To be done:
Print the records below word for word, but leave out the pictures.

Task material:
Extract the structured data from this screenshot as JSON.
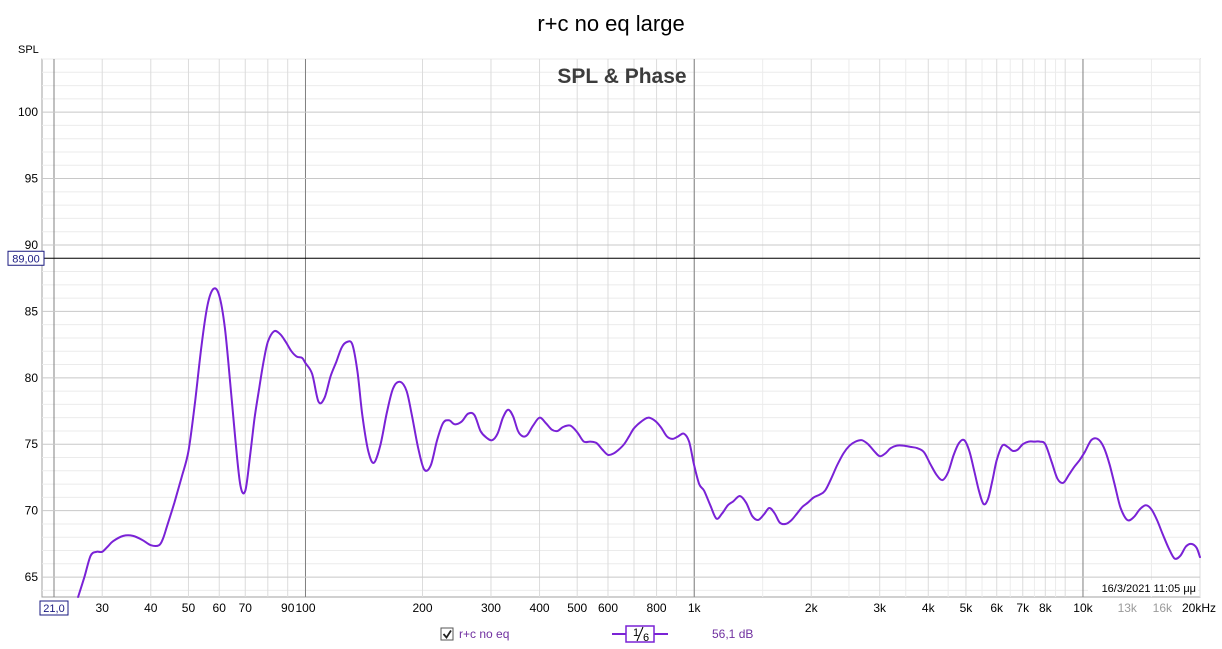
{
  "chart_data": {
    "type": "line",
    "title": "r+c no eq large",
    "panel_title": "SPL & Phase",
    "ylabel": "SPL",
    "xlabel": "",
    "x_scale": "log",
    "xlim": [
      21,
      20000
    ],
    "ylim": [
      63.5,
      104
    ],
    "x_ticks": [
      {
        "value": 30,
        "label": "30"
      },
      {
        "value": 40,
        "label": "40"
      },
      {
        "value": 50,
        "label": "50"
      },
      {
        "value": 60,
        "label": "60"
      },
      {
        "value": 70,
        "label": "70"
      },
      {
        "value": 90,
        "label": "90"
      },
      {
        "value": 100,
        "label": "100"
      },
      {
        "value": 200,
        "label": "200"
      },
      {
        "value": 300,
        "label": "300"
      },
      {
        "value": 400,
        "label": "400"
      },
      {
        "value": 500,
        "label": "500"
      },
      {
        "value": 600,
        "label": "600"
      },
      {
        "value": 800,
        "label": "800"
      },
      {
        "value": 1000,
        "label": "1k"
      },
      {
        "value": 2000,
        "label": "2k"
      },
      {
        "value": 3000,
        "label": "3k"
      },
      {
        "value": 4000,
        "label": "4k"
      },
      {
        "value": 5000,
        "label": "5k"
      },
      {
        "value": 6000,
        "label": "6k"
      },
      {
        "value": 7000,
        "label": "7k"
      },
      {
        "value": 8000,
        "label": "8k"
      },
      {
        "value": 10000,
        "label": "10k"
      },
      {
        "value": 13000,
        "label": "13k",
        "muted": true
      },
      {
        "value": 16000,
        "label": "16k",
        "muted": true
      },
      {
        "value": 20000,
        "label": "20kHz"
      }
    ],
    "y_ticks": [
      65,
      70,
      75,
      80,
      85,
      90,
      95,
      100
    ],
    "grid": true,
    "reference_line": {
      "value": 89,
      "label": "89,00"
    },
    "x_start_label": "21,0",
    "timestamp": "16/3/2021 11:05 μμ",
    "series": [
      {
        "name": "r+c no eq",
        "color": "#7a22d6",
        "x": [
          26,
          27,
          28,
          29,
          30,
          31,
          32,
          34,
          36,
          38,
          40,
          42,
          43,
          44,
          46,
          48,
          50,
          52,
          54,
          56,
          58,
          60,
          62,
          64,
          66,
          68,
          70,
          72,
          74,
          76,
          78,
          80,
          83,
          86,
          89,
          92,
          95,
          98,
          100,
          104,
          108,
          112,
          116,
          120,
          124,
          128,
          132,
          136,
          140,
          145,
          150,
          156,
          162,
          168,
          175,
          182,
          188,
          195,
          202,
          210,
          218,
          226,
          234,
          242,
          252,
          262,
          272,
          282,
          292,
          302,
          312,
          322,
          332,
          342,
          352,
          362,
          372,
          385,
          400,
          415,
          430,
          445,
          460,
          480,
          500,
          520,
          540,
          560,
          580,
          600,
          620,
          640,
          660,
          680,
          700,
          730,
          760,
          790,
          820,
          850,
          880,
          910,
          940,
          970,
          1000,
          1030,
          1060,
          1100,
          1140,
          1180,
          1220,
          1260,
          1310,
          1360,
          1410,
          1460,
          1510,
          1560,
          1610,
          1660,
          1720,
          1780,
          1840,
          1900,
          1960,
          2030,
          2100,
          2170,
          2250,
          2330,
          2420,
          2510,
          2600,
          2700,
          2800,
          2900,
          3000,
          3100,
          3200,
          3320,
          3450,
          3600,
          3750,
          3900,
          4050,
          4200,
          4350,
          4500,
          4650,
          4800,
          4950,
          5100,
          5250,
          5400,
          5550,
          5700,
          5850,
          6000,
          6200,
          6400,
          6600,
          6800,
          7000,
          7250,
          7500,
          7750,
          8000,
          8300,
          8600,
          8900,
          9200,
          9500,
          9800,
          10100,
          10500,
          10900,
          11300,
          11700,
          12100,
          12500,
          13000,
          13500,
          14000,
          14500,
          15000,
          15500,
          16000,
          16600,
          17200,
          17800,
          18400,
          19000,
          19600,
          20000
        ],
        "y": [
          63.4,
          65.0,
          66.6,
          66.9,
          66.9,
          67.3,
          67.7,
          68.1,
          68.1,
          67.8,
          67.4,
          67.4,
          67.9,
          68.8,
          70.6,
          72.5,
          74.5,
          78.2,
          82.4,
          85.5,
          86.7,
          86.2,
          83.8,
          79.7,
          75.4,
          71.9,
          71.5,
          74.1,
          77.0,
          79.2,
          81.2,
          82.7,
          83.5,
          83.3,
          82.7,
          82.0,
          81.6,
          81.5,
          81.1,
          80.3,
          78.2,
          78.5,
          80.1,
          81.2,
          82.3,
          82.7,
          82.5,
          80.5,
          77.2,
          74.5,
          73.6,
          75.0,
          77.4,
          79.2,
          79.7,
          79.0,
          77.1,
          74.7,
          73.1,
          73.4,
          75.3,
          76.6,
          76.8,
          76.5,
          76.7,
          77.3,
          77.2,
          76.0,
          75.5,
          75.3,
          75.8,
          77.0,
          77.6,
          77.1,
          76.0,
          75.6,
          75.7,
          76.4,
          77.0,
          76.6,
          76.1,
          76.0,
          76.3,
          76.4,
          75.9,
          75.2,
          75.2,
          75.1,
          74.6,
          74.2,
          74.3,
          74.6,
          75.0,
          75.6,
          76.2,
          76.7,
          77.0,
          76.8,
          76.3,
          75.6,
          75.4,
          75.6,
          75.8,
          75.2,
          73.4,
          72.0,
          71.5,
          70.4,
          69.4,
          69.8,
          70.4,
          70.7,
          71.1,
          70.6,
          69.6,
          69.3,
          69.7,
          70.2,
          69.8,
          69.1,
          69.0,
          69.3,
          69.8,
          70.3,
          70.6,
          71.0,
          71.2,
          71.5,
          72.4,
          73.4,
          74.3,
          74.9,
          75.2,
          75.3,
          75.0,
          74.5,
          74.1,
          74.3,
          74.7,
          74.9,
          74.9,
          74.8,
          74.7,
          74.4,
          73.5,
          72.7,
          72.3,
          72.9,
          74.2,
          75.1,
          75.3,
          74.5,
          73.0,
          71.5,
          70.5,
          70.9,
          72.3,
          73.8,
          74.9,
          74.8,
          74.5,
          74.6,
          75.0,
          75.2,
          75.2,
          75.2,
          75.0,
          73.7,
          72.4,
          72.1,
          72.7,
          73.3,
          73.8,
          74.4,
          75.3,
          75.4,
          74.8,
          73.5,
          71.8,
          70.2,
          69.3,
          69.5,
          70.1,
          70.4,
          70.1,
          69.3,
          68.3,
          67.2,
          66.4,
          66.6,
          67.3,
          67.5,
          67.2,
          66.5
        ]
      }
    ]
  },
  "legend": {
    "series_label": "r+c no eq",
    "smoothing_numerator": "1",
    "smoothing_denominator": "6",
    "offset_label": "56,1 dB",
    "checked": true
  }
}
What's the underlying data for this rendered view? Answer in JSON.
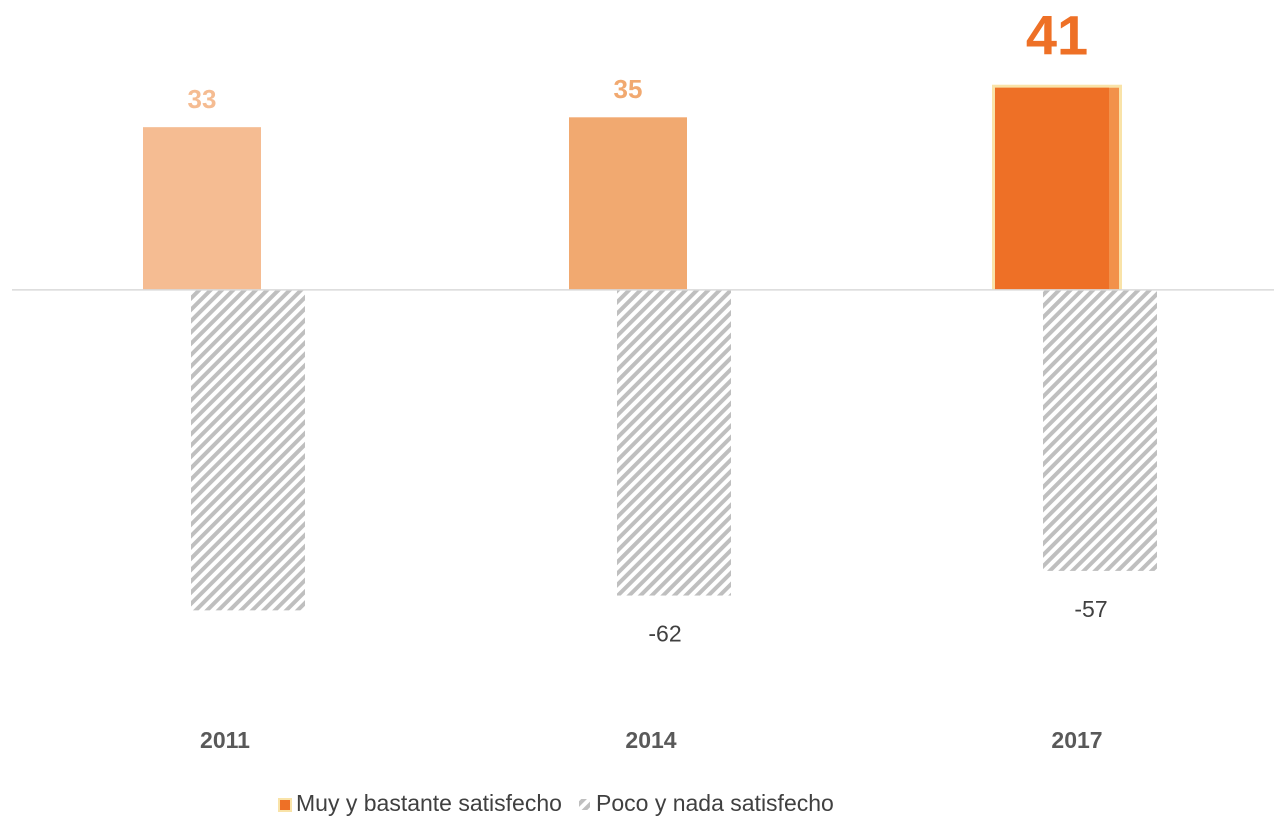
{
  "chart_data": {
    "type": "bar",
    "categories": [
      "2011",
      "2014",
      "2017"
    ],
    "series": [
      {
        "name": "Muy y bastante satisfecho",
        "colors": [
          "#f5bc92",
          "#f1a970",
          "#ee7026"
        ],
        "values": [
          33,
          35,
          41
        ]
      },
      {
        "name": "Poco y nada satisfecho",
        "color": "#bfbfbf",
        "pattern": "hatch",
        "values": [
          -65,
          -62,
          -57
        ],
        "value_labels": [
          null,
          "-62",
          "-57"
        ]
      }
    ],
    "ylim": [
      -70,
      45
    ],
    "legend": "bottom"
  }
}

Written answer:
Extract the structured data from this screenshot as JSON.
{
  "chart_data": {
    "type": "line",
    "title": "r+c no eq large",
    "panel_title": "SPL & Phase",
    "ylabel": "SPL",
    "xlabel": "",
    "x_scale": "log",
    "xlim": [
      21,
      20000
    ],
    "ylim": [
      63.5,
      104
    ],
    "x_ticks": [
      {
        "value": 30,
        "label": "30"
      },
      {
        "value": 40,
        "label": "40"
      },
      {
        "value": 50,
        "label": "50"
      },
      {
        "value": 60,
        "label": "60"
      },
      {
        "value": 70,
        "label": "70"
      },
      {
        "value": 90,
        "label": "90"
      },
      {
        "value": 100,
        "label": "100"
      },
      {
        "value": 200,
        "label": "200"
      },
      {
        "value": 300,
        "label": "300"
      },
      {
        "value": 400,
        "label": "400"
      },
      {
        "value": 500,
        "label": "500"
      },
      {
        "value": 600,
        "label": "600"
      },
      {
        "value": 800,
        "label": "800"
      },
      {
        "value": 1000,
        "label": "1k"
      },
      {
        "value": 2000,
        "label": "2k"
      },
      {
        "value": 3000,
        "label": "3k"
      },
      {
        "value": 4000,
        "label": "4k"
      },
      {
        "value": 5000,
        "label": "5k"
      },
      {
        "value": 6000,
        "label": "6k"
      },
      {
        "value": 7000,
        "label": "7k"
      },
      {
        "value": 8000,
        "label": "8k"
      },
      {
        "value": 10000,
        "label": "10k"
      },
      {
        "value": 13000,
        "label": "13k",
        "muted": true
      },
      {
        "value": 16000,
        "label": "16k",
        "muted": true
      },
      {
        "value": 20000,
        "label": "20kHz"
      }
    ],
    "y_ticks": [
      65,
      70,
      75,
      80,
      85,
      90,
      95,
      100
    ],
    "grid": true,
    "reference_line": {
      "value": 89,
      "label": "89,00"
    },
    "x_start_label": "21,0",
    "timestamp": "16/3/2021 11:05 μμ",
    "series": [
      {
        "name": "r+c no eq",
        "color": "#7a22d6",
        "x": [
          26,
          27,
          28,
          29,
          30,
          31,
          32,
          34,
          36,
          38,
          40,
          42,
          43,
          44,
          46,
          48,
          50,
          52,
          54,
          56,
          58,
          60,
          62,
          64,
          66,
          68,
          70,
          72,
          74,
          76,
          78,
          80,
          83,
          86,
          89,
          92,
          95,
          98,
          100,
          104,
          108,
          112,
          116,
          120,
          124,
          128,
          132,
          136,
          140,
          145,
          150,
          156,
          162,
          168,
          175,
          182,
          188,
          195,
          202,
          210,
          218,
          226,
          234,
          242,
          252,
          262,
          272,
          282,
          292,
          302,
          312,
          322,
          332,
          342,
          352,
          362,
          372,
          385,
          400,
          415,
          430,
          445,
          460,
          480,
          500,
          520,
          540,
          560,
          580,
          600,
          620,
          640,
          660,
          680,
          700,
          730,
          760,
          790,
          820,
          850,
          880,
          910,
          940,
          970,
          1000,
          1030,
          1060,
          1100,
          1140,
          1180,
          1220,
          1260,
          1310,
          1360,
          1410,
          1460,
          1510,
          1560,
          1610,
          1660,
          1720,
          1780,
          1840,
          1900,
          1960,
          2030,
          2100,
          2170,
          2250,
          2330,
          2420,
          2510,
          2600,
          2700,
          2800,
          2900,
          3000,
          3100,
          3200,
          3320,
          3450,
          3600,
          3750,
          3900,
          4050,
          4200,
          4350,
          4500,
          4650,
          4800,
          4950,
          5100,
          5250,
          5400,
          5550,
          5700,
          5850,
          6000,
          6200,
          6400,
          6600,
          6800,
          7000,
          7250,
          7500,
          7750,
          8000,
          8300,
          8600,
          8900,
          9200,
          9500,
          9800,
          10100,
          10500,
          10900,
          11300,
          11700,
          12100,
          12500,
          13000,
          13500,
          14000,
          14500,
          15000,
          15500,
          16000,
          16600,
          17200,
          17800,
          18400,
          19000,
          19600,
          20000
        ],
        "y": [
          63.4,
          65.0,
          66.6,
          66.9,
          66.9,
          67.3,
          67.7,
          68.1,
          68.1,
          67.8,
          67.4,
          67.4,
          67.9,
          68.8,
          70.6,
          72.5,
          74.5,
          78.2,
          82.4,
          85.5,
          86.7,
          86.2,
          83.8,
          79.7,
          75.4,
          71.9,
          71.5,
          74.1,
          77.0,
          79.2,
          81.2,
          82.7,
          83.5,
          83.3,
          82.7,
          82.0,
          81.6,
          81.5,
          81.1,
          80.3,
          78.2,
          78.5,
          80.1,
          81.2,
          82.3,
          82.7,
          82.5,
          80.5,
          77.2,
          74.5,
          73.6,
          75.0,
          77.4,
          79.2,
          79.7,
          79.0,
          77.1,
          74.7,
          73.1,
          73.4,
          75.3,
          76.6,
          76.8,
          76.5,
          76.7,
          77.3,
          77.2,
          76.0,
          75.5,
          75.3,
          75.8,
          77.0,
          77.6,
          77.1,
          76.0,
          75.6,
          75.7,
          76.4,
          77.0,
          76.6,
          76.1,
          76.0,
          76.3,
          76.4,
          75.9,
          75.2,
          75.2,
          75.1,
          74.6,
          74.2,
          74.3,
          74.6,
          75.0,
          75.6,
          76.2,
          76.7,
          77.0,
          76.8,
          76.3,
          75.6,
          75.4,
          75.6,
          75.8,
          75.2,
          73.4,
          72.0,
          71.5,
          70.4,
          69.4,
          69.8,
          70.4,
          70.7,
          71.1,
          70.6,
          69.6,
          69.3,
          69.7,
          70.2,
          69.8,
          69.1,
          69.0,
          69.3,
          69.8,
          70.3,
          70.6,
          71.0,
          71.2,
          71.5,
          72.4,
          73.4,
          74.3,
          74.9,
          75.2,
          75.3,
          75.0,
          74.5,
          74.1,
          74.3,
          74.7,
          74.9,
          74.9,
          74.8,
          74.7,
          74.4,
          73.5,
          72.7,
          72.3,
          72.9,
          74.2,
          75.1,
          75.3,
          74.5,
          73.0,
          71.5,
          70.5,
          70.9,
          72.3,
          73.8,
          74.9,
          74.8,
          74.5,
          74.6,
          75.0,
          75.2,
          75.2,
          75.2,
          75.0,
          73.7,
          72.4,
          72.1,
          72.7,
          73.3,
          73.8,
          74.4,
          75.3,
          75.4,
          74.8,
          73.5,
          71.8,
          70.2,
          69.3,
          69.5,
          70.1,
          70.4,
          70.1,
          69.3,
          68.3,
          67.2,
          66.4,
          66.6,
          67.3,
          67.5,
          67.2,
          66.5
        ]
      }
    ]
  },
  "legend": {
    "series_label": "r+c no eq",
    "smoothing_numerator": "1",
    "smoothing_denominator": "6",
    "offset_label": "56,1 dB",
    "checked": true
  }
}
What's the underlying data for this rendered view? Answer in JSON.
{
  "chart_data": {
    "type": "bar",
    "categories": [
      "2011",
      "2014",
      "2017"
    ],
    "series": [
      {
        "name": "Muy y bastante satisfecho",
        "colors": [
          "#f5bc92",
          "#f1a970",
          "#ee7026"
        ],
        "values": [
          33,
          35,
          41
        ]
      },
      {
        "name": "Poco y nada satisfecho",
        "color": "#bfbfbf",
        "pattern": "hatch",
        "values": [
          -65,
          -62,
          -57
        ],
        "value_labels": [
          null,
          "-62",
          "-57"
        ]
      }
    ],
    "ylim": [
      -70,
      45
    ],
    "legend": "bottom"
  }
}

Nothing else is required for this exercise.